**Rows from a figure dataset**:
===============
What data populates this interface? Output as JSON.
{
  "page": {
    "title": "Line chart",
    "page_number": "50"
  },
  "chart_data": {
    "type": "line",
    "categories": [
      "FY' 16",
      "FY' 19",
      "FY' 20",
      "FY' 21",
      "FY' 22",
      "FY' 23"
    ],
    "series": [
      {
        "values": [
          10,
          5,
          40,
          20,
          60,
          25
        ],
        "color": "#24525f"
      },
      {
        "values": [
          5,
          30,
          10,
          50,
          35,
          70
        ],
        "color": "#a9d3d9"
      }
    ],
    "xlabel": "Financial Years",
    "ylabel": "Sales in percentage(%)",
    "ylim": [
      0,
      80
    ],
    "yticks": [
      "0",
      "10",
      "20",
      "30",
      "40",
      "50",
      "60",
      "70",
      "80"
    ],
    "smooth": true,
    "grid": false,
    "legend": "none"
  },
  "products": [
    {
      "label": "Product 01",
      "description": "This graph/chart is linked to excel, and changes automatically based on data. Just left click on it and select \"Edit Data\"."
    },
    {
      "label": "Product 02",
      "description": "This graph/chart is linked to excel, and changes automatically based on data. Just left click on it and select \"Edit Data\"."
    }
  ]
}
===============
**Task prompt**: Reproduce the full listing exactly.

**Response to this exercise**:
What data populates this interface? Output as JSON.
{
  "page": {
    "title": "Line chart",
    "page_number": "50"
  },
  "chart_data": {
    "type": "line",
    "categories": [
      "FY' 16",
      "FY' 19",
      "FY' 20",
      "FY' 21",
      "FY' 22",
      "FY' 23"
    ],
    "series": [
      {
        "values": [
          10,
          5,
          40,
          20,
          60,
          25
        ],
        "color": "#24525f"
      },
      {
        "values": [
          5,
          30,
          10,
          50,
          35,
          70
        ],
        "color": "#a9d3d9"
      }
    ],
    "xlabel": "Financial Years",
    "ylabel": "Sales in percentage(%)",
    "ylim": [
      0,
      80
    ],
    "yticks": [
      "0",
      "10",
      "20",
      "30",
      "40",
      "50",
      "60",
      "70",
      "80"
    ],
    "smooth": true,
    "grid": false,
    "legend": "none"
  },
  "products": [
    {
      "label": "Product 01",
      "description": "This graph/chart is linked to excel, and changes automatically based on data. Just left click on it and select \"Edit Data\"."
    },
    {
      "label": "Product 02",
      "description": "This graph/chart is linked to excel, and changes automatically based on data. Just left click on it and select \"Edit Data\"."
    }
  ]
}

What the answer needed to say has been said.